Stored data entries
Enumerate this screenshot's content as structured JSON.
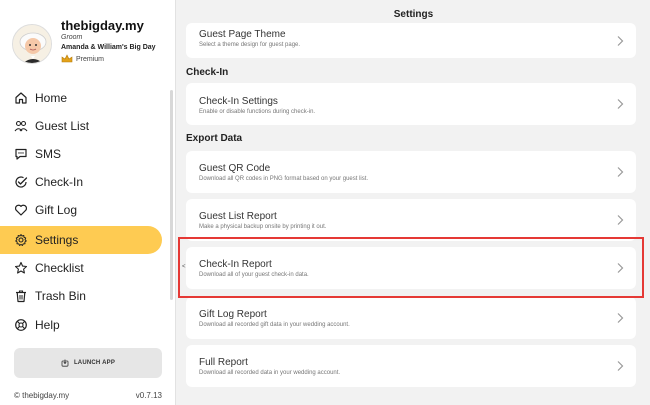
{
  "profile": {
    "brand": "thebigday.my",
    "role": "Groom",
    "event": "Amanda & William's Big Day",
    "plan": "Premium"
  },
  "nav": {
    "items": [
      {
        "label": "Home",
        "icon": "home-icon"
      },
      {
        "label": "Guest List",
        "icon": "guests-icon"
      },
      {
        "label": "SMS",
        "icon": "sms-icon"
      },
      {
        "label": "Check-In",
        "icon": "check-in-icon"
      },
      {
        "label": "Gift Log",
        "icon": "heart-icon"
      },
      {
        "label": "Settings",
        "icon": "gear-icon"
      },
      {
        "label": "Checklist",
        "icon": "star-icon"
      },
      {
        "label": "Trash Bin",
        "icon": "trash-icon"
      },
      {
        "label": "Help",
        "icon": "help-icon"
      }
    ],
    "active": "Settings",
    "active_color": "#fecb52"
  },
  "launch_label": "LAUNCH APP",
  "footer": {
    "copyright": "© thebigday.my",
    "version": "v0.7.13"
  },
  "header": {
    "title": "Settings"
  },
  "sections": {
    "check_in": "Check-In",
    "export": "Export Data"
  },
  "cards": {
    "guest_page_theme": {
      "title": "Guest Page Theme",
      "desc": "Select a theme design for guest page."
    },
    "check_in_settings": {
      "title": "Check-In Settings",
      "desc": "Enable or disable functions during check-in."
    },
    "guest_qr": {
      "title": "Guest QR Code",
      "desc": "Download all QR codes in PNG format based on your guest list."
    },
    "guest_list_report": {
      "title": "Guest List Report",
      "desc": "Make a physical backup onsite by printing it out."
    },
    "check_in_report": {
      "title": "Check-In Report",
      "desc": "Download all of your guest check-in data."
    },
    "gift_log_report": {
      "title": "Gift Log Report",
      "desc": "Download all recorded gift data in your wedding account."
    },
    "full_report": {
      "title": "Full Report",
      "desc": "Download all recorded data in your wedding account."
    }
  },
  "highlight_color": "#e53935"
}
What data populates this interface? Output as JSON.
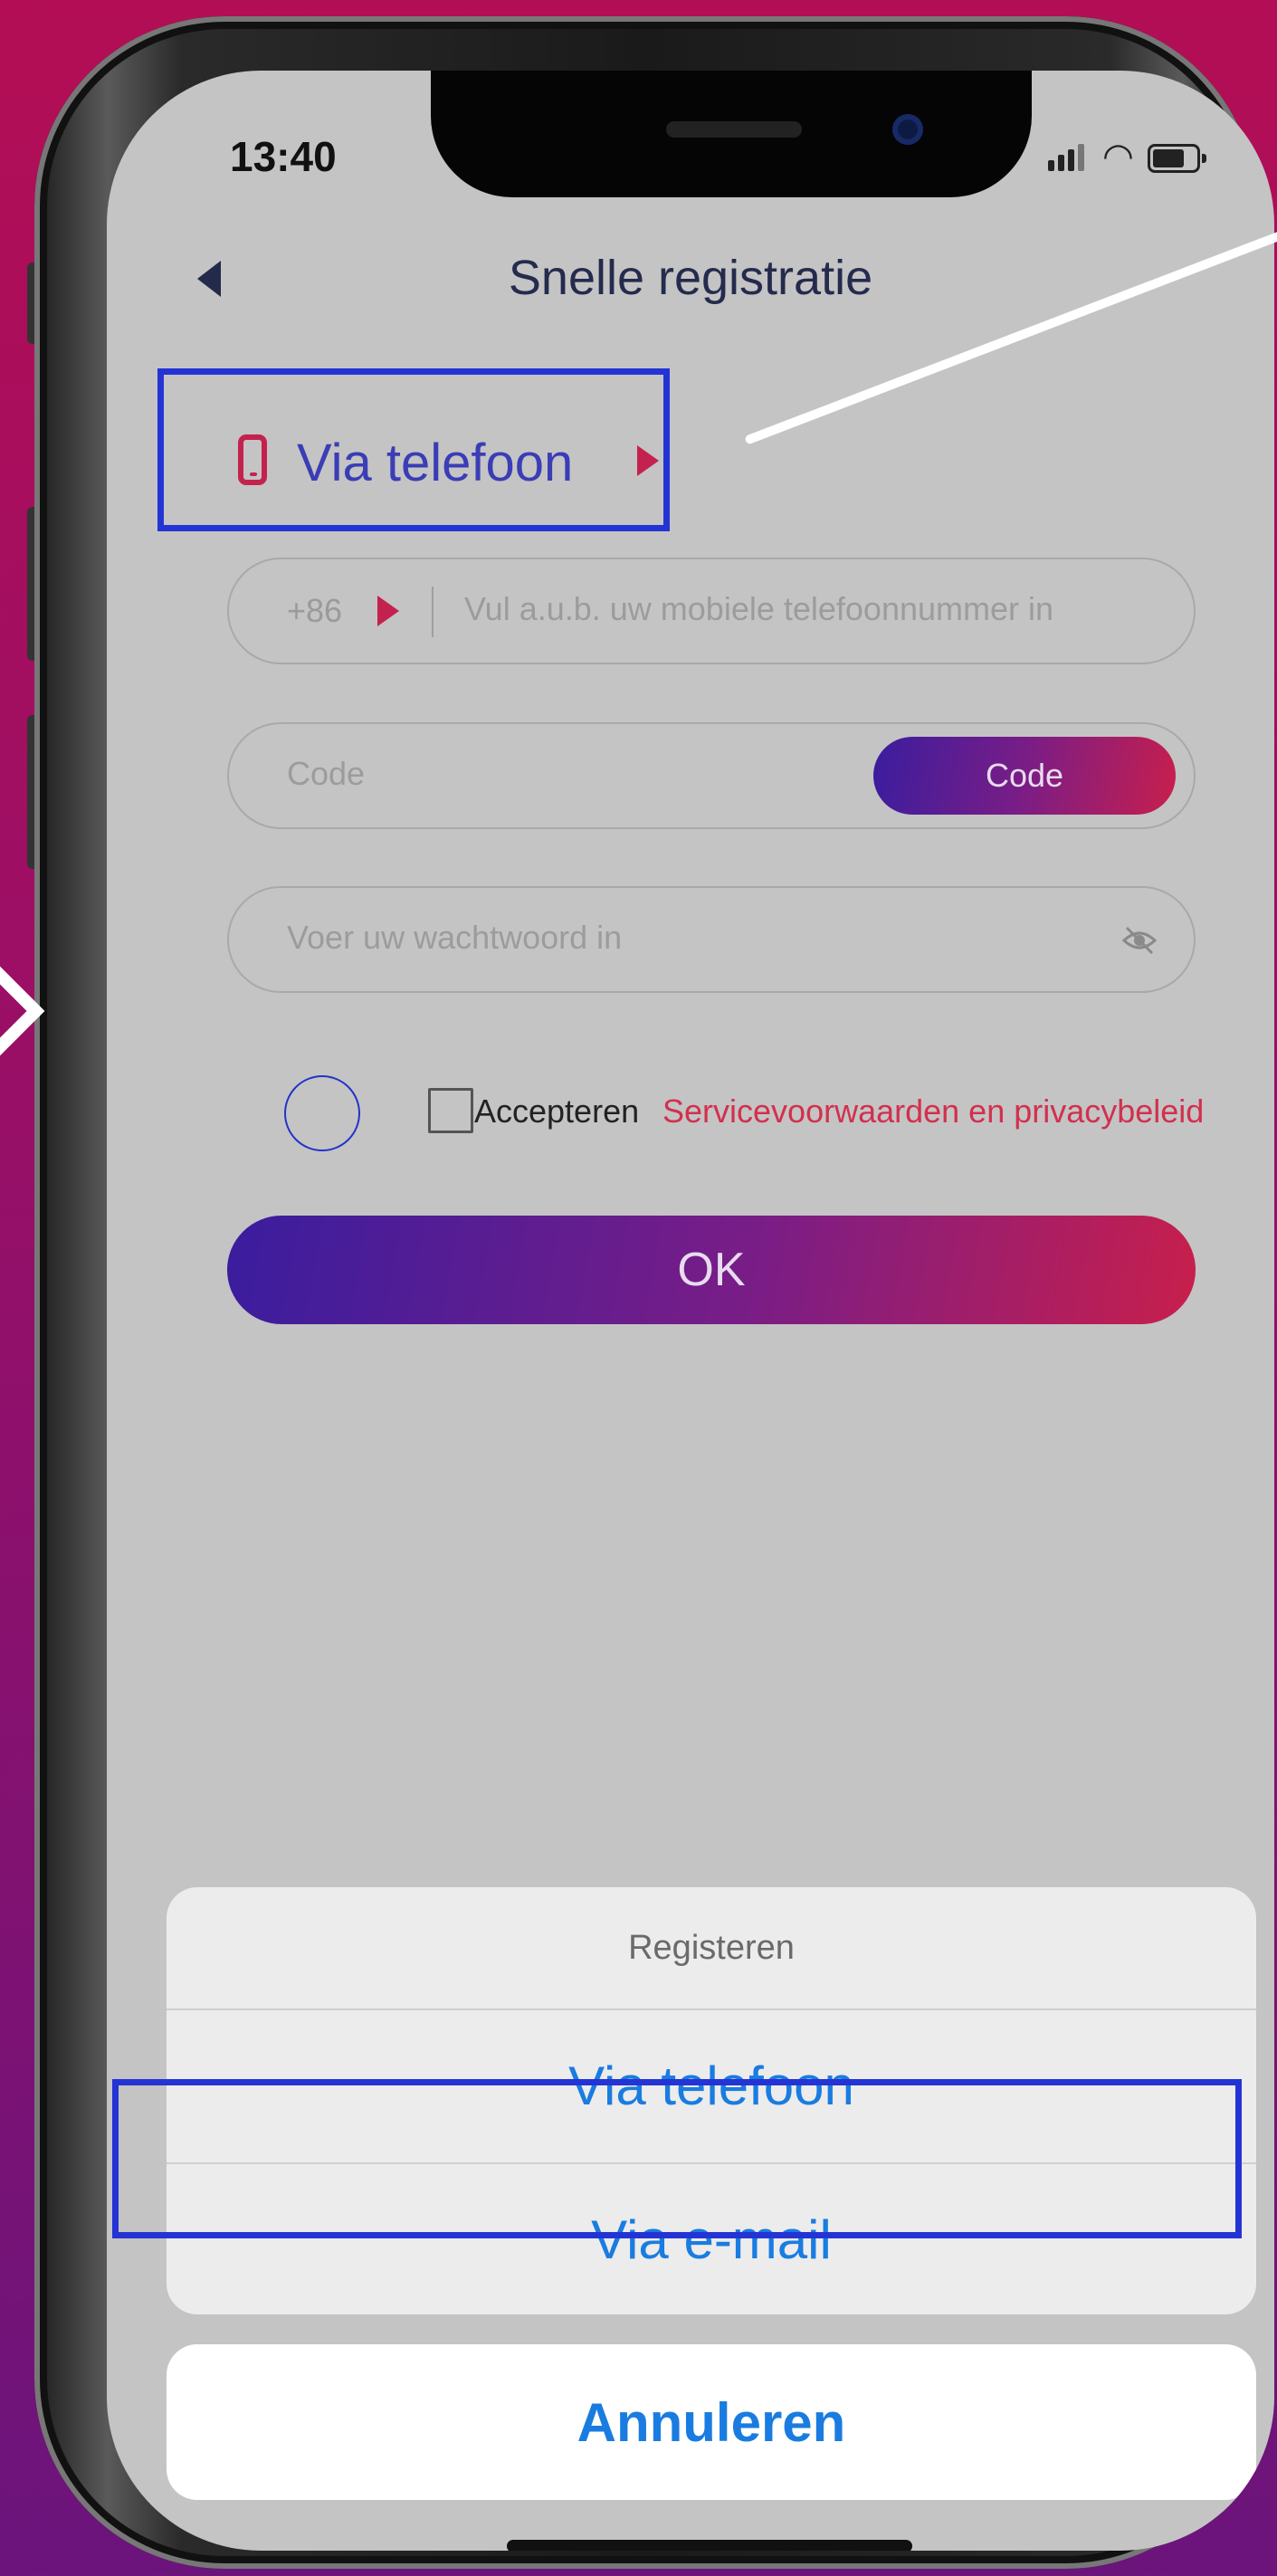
{
  "status_bar": {
    "time": "13:40"
  },
  "header": {
    "title": "Snelle registratie"
  },
  "registration_method": {
    "label": "Via telefoon"
  },
  "phone_field": {
    "country_code": "+86",
    "placeholder": "Vul a.u.b. uw mobiele telefoonnummer in"
  },
  "code_field": {
    "placeholder": "Code",
    "button_label": "Code"
  },
  "password_field": {
    "placeholder": "Voer uw wachtwoord in"
  },
  "terms": {
    "accept_label": "Accepteren",
    "link_label": "Servicevoorwaarden en privacybeleid",
    "checked": false
  },
  "ok_button": {
    "label": "OK"
  },
  "action_sheet": {
    "title": "Registeren",
    "options": [
      {
        "label": "Via telefoon"
      },
      {
        "label": "Via e-mail"
      }
    ],
    "cancel_label": "Annuleren"
  },
  "colors": {
    "accent_red": "#c4224e",
    "accent_purple": "#3a3db5",
    "ios_blue": "#1a7ce0",
    "highlight_blue": "#2434d4"
  }
}
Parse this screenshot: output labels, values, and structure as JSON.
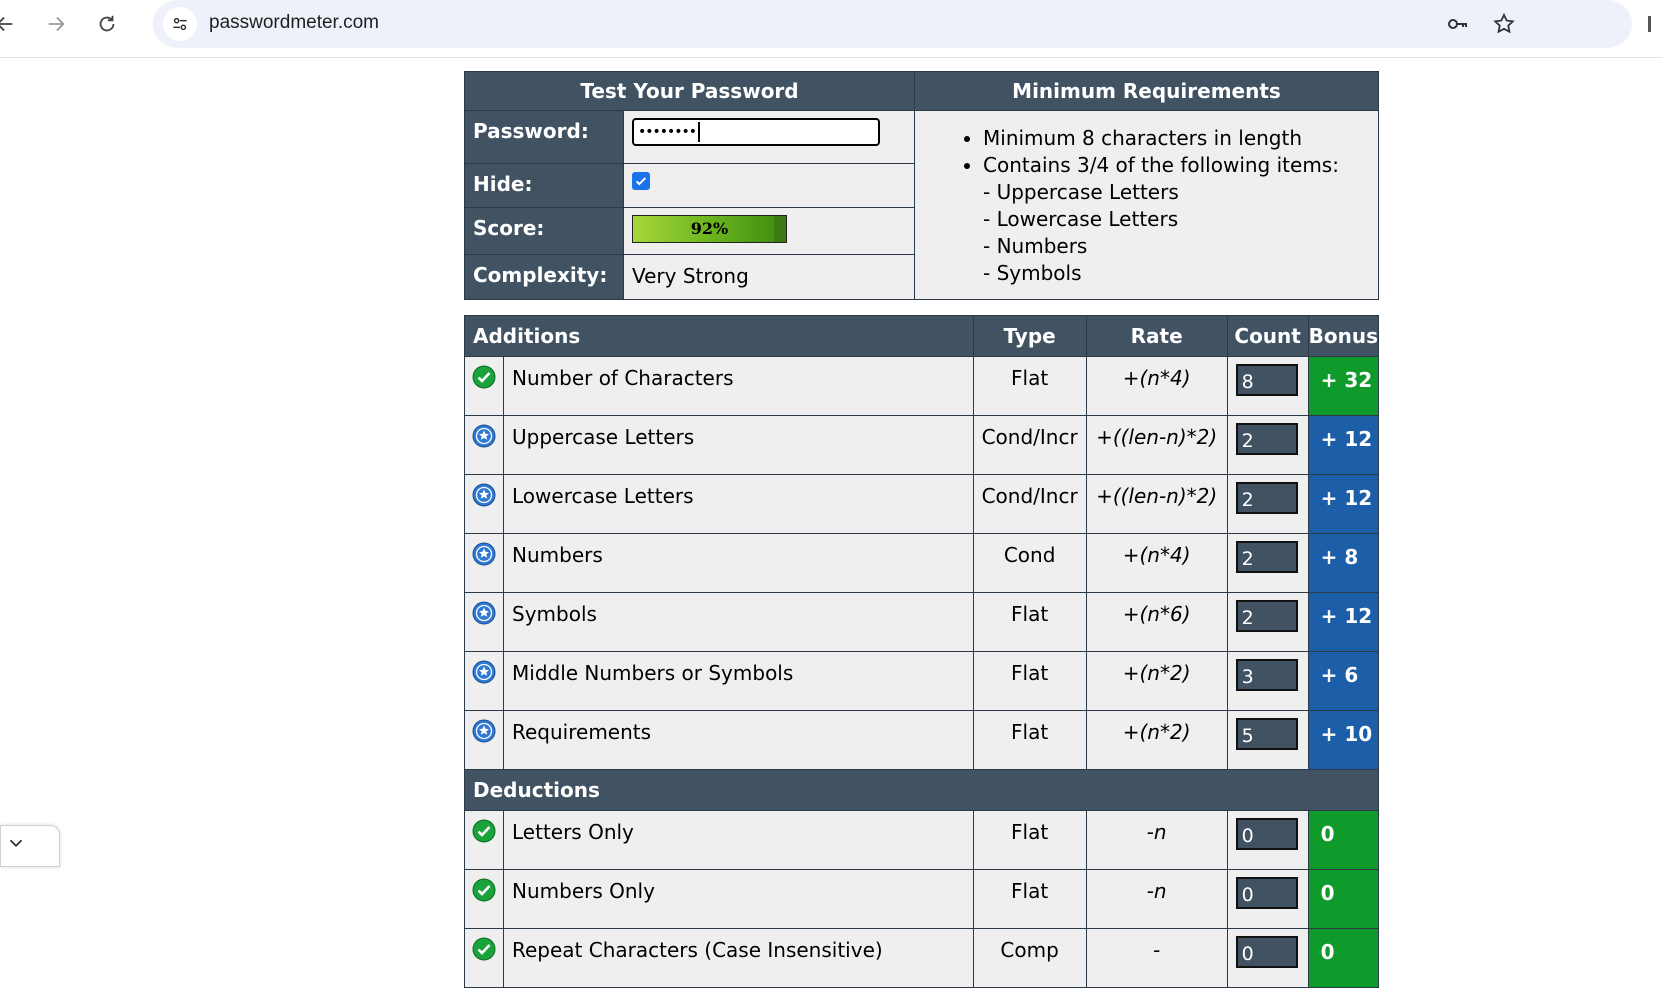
{
  "browser": {
    "url": "passwordmeter.com"
  },
  "test_panel": {
    "title": "Test Your Password",
    "password_label": "Password:",
    "password_value": "••••••••",
    "hide_label": "Hide:",
    "hide_checked": true,
    "score_label": "Score:",
    "score_text": "92%",
    "score_fraction": 0.92,
    "complexity_label": "Complexity:",
    "complexity_value": "Very Strong"
  },
  "requirements": {
    "title": "Minimum Requirements",
    "items": [
      "Minimum 8 characters in length",
      "Contains 3/4 of the following items:"
    ],
    "sub_items": [
      "- Uppercase Letters",
      "- Lowercase Letters",
      "- Numbers",
      "- Symbols"
    ]
  },
  "scoring": {
    "additions_title": "Additions",
    "deductions_title": "Deductions",
    "columns": {
      "type": "Type",
      "rate": "Rate",
      "count": "Count",
      "bonus": "Bonus"
    },
    "additions": [
      {
        "icon": "check-icon",
        "name": "Number of Characters",
        "type": "Flat",
        "rate": "+(n*4)",
        "count": "8",
        "bonus": "+ 32",
        "bonus_color": "#0f9b2c"
      },
      {
        "icon": "star-icon",
        "name": "Uppercase Letters",
        "type": "Cond/Incr",
        "rate": "+((len-n)*2)",
        "count": "2",
        "bonus": "+ 12",
        "bonus_color": "#1d5ea8"
      },
      {
        "icon": "star-icon",
        "name": "Lowercase Letters",
        "type": "Cond/Incr",
        "rate": "+((len-n)*2)",
        "count": "2",
        "bonus": "+ 12",
        "bonus_color": "#1d5ea8"
      },
      {
        "icon": "star-icon",
        "name": "Numbers",
        "type": "Cond",
        "rate": "+(n*4)",
        "count": "2",
        "bonus": "+ 8",
        "bonus_color": "#1d5ea8"
      },
      {
        "icon": "star-icon",
        "name": "Symbols",
        "type": "Flat",
        "rate": "+(n*6)",
        "count": "2",
        "bonus": "+ 12",
        "bonus_color": "#1d5ea8"
      },
      {
        "icon": "star-icon",
        "name": "Middle Numbers or Symbols",
        "type": "Flat",
        "rate": "+(n*2)",
        "count": "3",
        "bonus": "+ 6",
        "bonus_color": "#1d5ea8"
      },
      {
        "icon": "star-icon",
        "name": "Requirements",
        "type": "Flat",
        "rate": "+(n*2)",
        "count": "5",
        "bonus": "+ 10",
        "bonus_color": "#1d5ea8"
      }
    ],
    "deductions": [
      {
        "icon": "check-icon",
        "name": "Letters Only",
        "type": "Flat",
        "rate": "-n",
        "count": "0",
        "bonus": "0",
        "bonus_color": "#0f9b2c"
      },
      {
        "icon": "check-icon",
        "name": "Numbers Only",
        "type": "Flat",
        "rate": "-n",
        "count": "0",
        "bonus": "0",
        "bonus_color": "#0f9b2c"
      },
      {
        "icon": "check-icon",
        "name": "Repeat Characters (Case Insensitive)",
        "type": "Comp",
        "rate": "-",
        "count": "0",
        "bonus": "0",
        "bonus_color": "#0f9b2c"
      }
    ]
  }
}
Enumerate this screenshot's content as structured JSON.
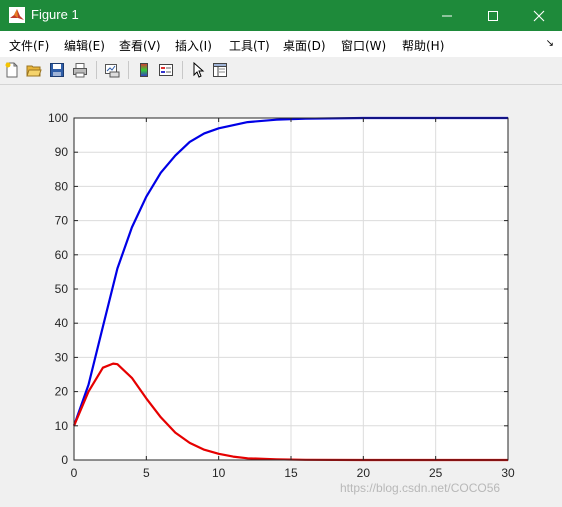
{
  "window": {
    "title": "Figure 1",
    "accent": "#1e8a3a"
  },
  "menu": {
    "items": [
      "文件(F)",
      "编辑(E)",
      "查看(V)",
      "插入(I)",
      "工具(T)",
      "桌面(D)",
      "窗口(W)",
      "帮助(H)"
    ],
    "more": "↘"
  },
  "toolbar": {
    "icons": [
      "new-figure-icon",
      "open-file-icon",
      "save-icon",
      "print-icon",
      "link-plot-icon",
      "colorbar-icon",
      "legend-icon",
      "pointer-icon",
      "property-editor-icon"
    ]
  },
  "watermark": "https://blog.csdn.net/COCO56",
  "chart_data": {
    "type": "line",
    "xlim": [
      0,
      30
    ],
    "ylim": [
      0,
      100
    ],
    "xticks": [
      0,
      5,
      10,
      15,
      20,
      25,
      30
    ],
    "yticks": [
      0,
      10,
      20,
      30,
      40,
      50,
      60,
      70,
      80,
      90,
      100
    ],
    "grid": true,
    "series": [
      {
        "color": "#0000e6",
        "x": [
          0,
          1,
          2,
          3,
          4,
          5,
          6,
          7,
          8,
          9,
          10,
          12,
          14,
          16,
          20,
          25,
          30
        ],
        "y": [
          10,
          22,
          39,
          56,
          68,
          77,
          84,
          89,
          93,
          95.5,
          97,
          98.8,
          99.5,
          99.8,
          100,
          100,
          100
        ]
      },
      {
        "color": "#e60000",
        "x": [
          0,
          1,
          2,
          2.7,
          3,
          4,
          5,
          6,
          7,
          8,
          9,
          10,
          11,
          12,
          14,
          16,
          20,
          30
        ],
        "y": [
          10,
          20,
          27,
          28.2,
          28,
          24,
          18,
          12.5,
          8,
          5,
          3,
          1.8,
          1,
          0.5,
          0.2,
          0.05,
          0,
          0
        ]
      }
    ]
  }
}
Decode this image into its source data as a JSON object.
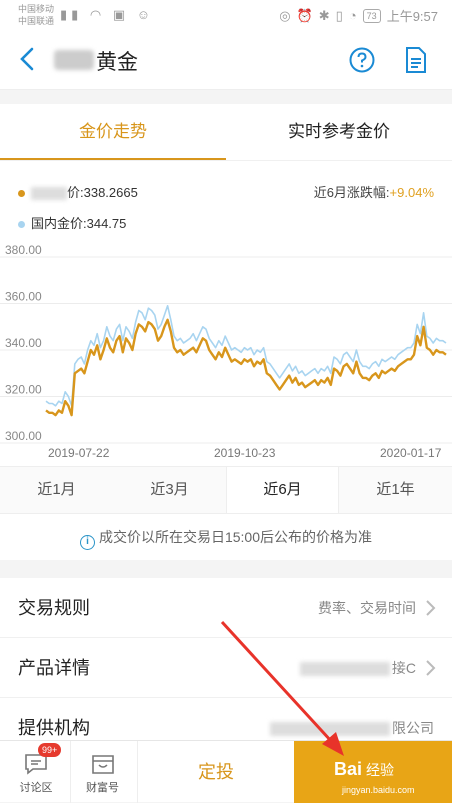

Challenge: Say how many lines in the entries contain the string "thebigday", and leave out everything else.

Finished exercise: 2